TASK INPUT:
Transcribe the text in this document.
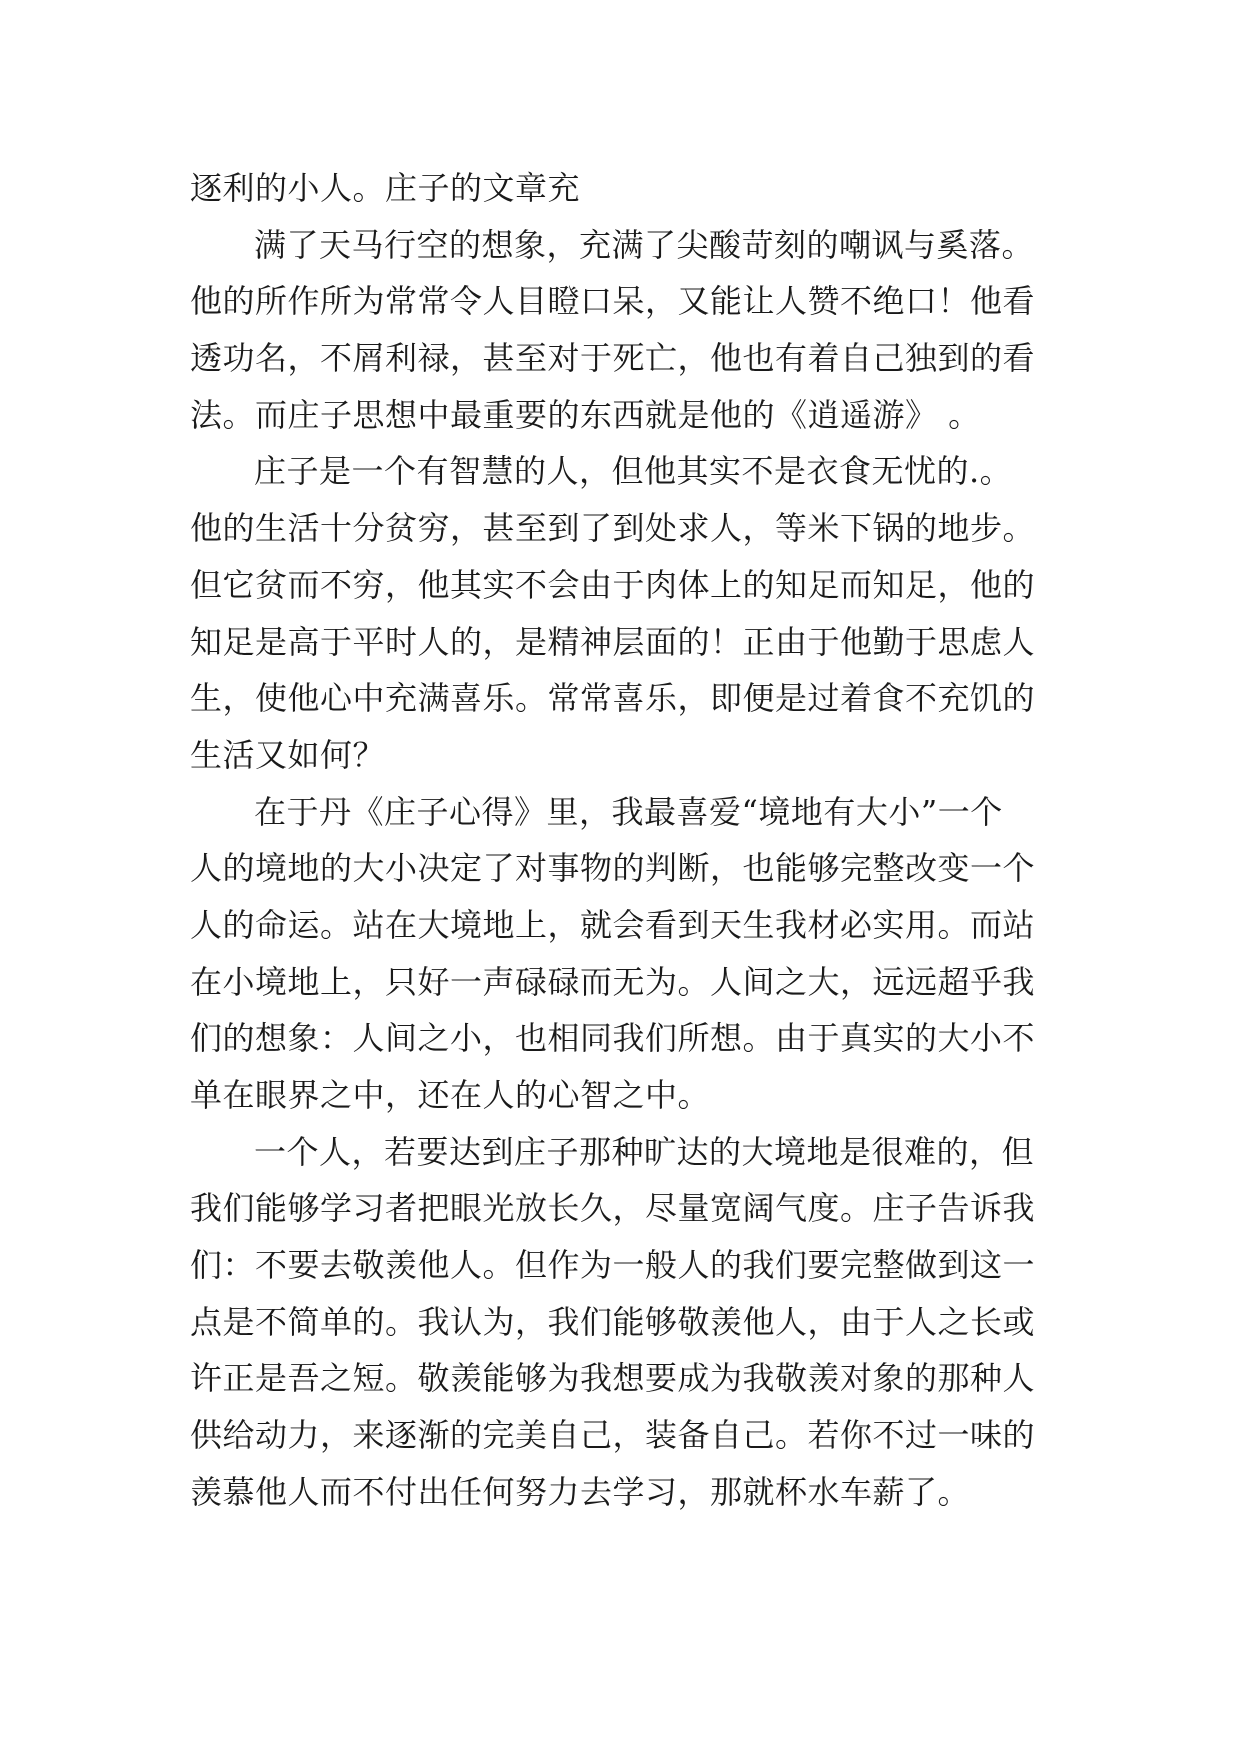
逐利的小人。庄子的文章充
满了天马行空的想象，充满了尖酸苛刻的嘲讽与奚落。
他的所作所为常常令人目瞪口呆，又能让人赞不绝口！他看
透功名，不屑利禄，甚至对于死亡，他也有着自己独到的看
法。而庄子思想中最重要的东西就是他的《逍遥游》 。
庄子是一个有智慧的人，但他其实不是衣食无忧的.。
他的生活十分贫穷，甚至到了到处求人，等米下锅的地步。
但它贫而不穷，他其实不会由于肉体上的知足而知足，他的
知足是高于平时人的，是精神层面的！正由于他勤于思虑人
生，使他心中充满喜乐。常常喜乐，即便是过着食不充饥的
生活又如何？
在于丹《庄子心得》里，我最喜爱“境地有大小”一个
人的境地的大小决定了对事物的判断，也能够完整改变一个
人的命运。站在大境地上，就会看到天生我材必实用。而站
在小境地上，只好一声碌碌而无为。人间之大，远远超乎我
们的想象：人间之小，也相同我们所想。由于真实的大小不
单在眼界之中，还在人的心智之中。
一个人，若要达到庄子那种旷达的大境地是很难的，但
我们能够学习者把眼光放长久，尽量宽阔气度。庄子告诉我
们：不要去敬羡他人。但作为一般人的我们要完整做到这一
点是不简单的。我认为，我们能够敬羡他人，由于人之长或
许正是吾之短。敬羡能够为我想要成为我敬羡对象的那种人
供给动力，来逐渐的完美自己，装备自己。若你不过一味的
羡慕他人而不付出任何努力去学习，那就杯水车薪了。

WORK TO BE COMPLETED: Restate the data above word for word. Skip every picture.

RESPONSE TO THE EXERCISE:
Transcribe the text in this document.
逐利的小人。庄子的文章充
满了天马行空的想象，充满了尖酸苛刻的嘲讽与奚落。
他的所作所为常常令人目瞪口呆，又能让人赞不绝口！他看
透功名，不屑利禄，甚至对于死亡，他也有着自己独到的看
法。而庄子思想中最重要的东西就是他的《逍遥游》 。
庄子是一个有智慧的人，但他其实不是衣食无忧的.。
他的生活十分贫穷，甚至到了到处求人，等米下锅的地步。
但它贫而不穷，他其实不会由于肉体上的知足而知足，他的
知足是高于平时人的，是精神层面的！正由于他勤于思虑人
生，使他心中充满喜乐。常常喜乐，即便是过着食不充饥的
生活又如何？
在于丹《庄子心得》里，我最喜爱“境地有大小”一个
人的境地的大小决定了对事物的判断，也能够完整改变一个
人的命运。站在大境地上，就会看到天生我材必实用。而站
在小境地上，只好一声碌碌而无为。人间之大，远远超乎我
们的想象：人间之小，也相同我们所想。由于真实的大小不
单在眼界之中，还在人的心智之中。
一个人，若要达到庄子那种旷达的大境地是很难的，但
我们能够学习者把眼光放长久，尽量宽阔气度。庄子告诉我
们：不要去敬羡他人。但作为一般人的我们要完整做到这一
点是不简单的。我认为，我们能够敬羡他人，由于人之长或
许正是吾之短。敬羡能够为我想要成为我敬羡对象的那种人
供给动力，来逐渐的完美自己，装备自己。若你不过一味的
羡慕他人而不付出任何努力去学习，那就杯水车薪了。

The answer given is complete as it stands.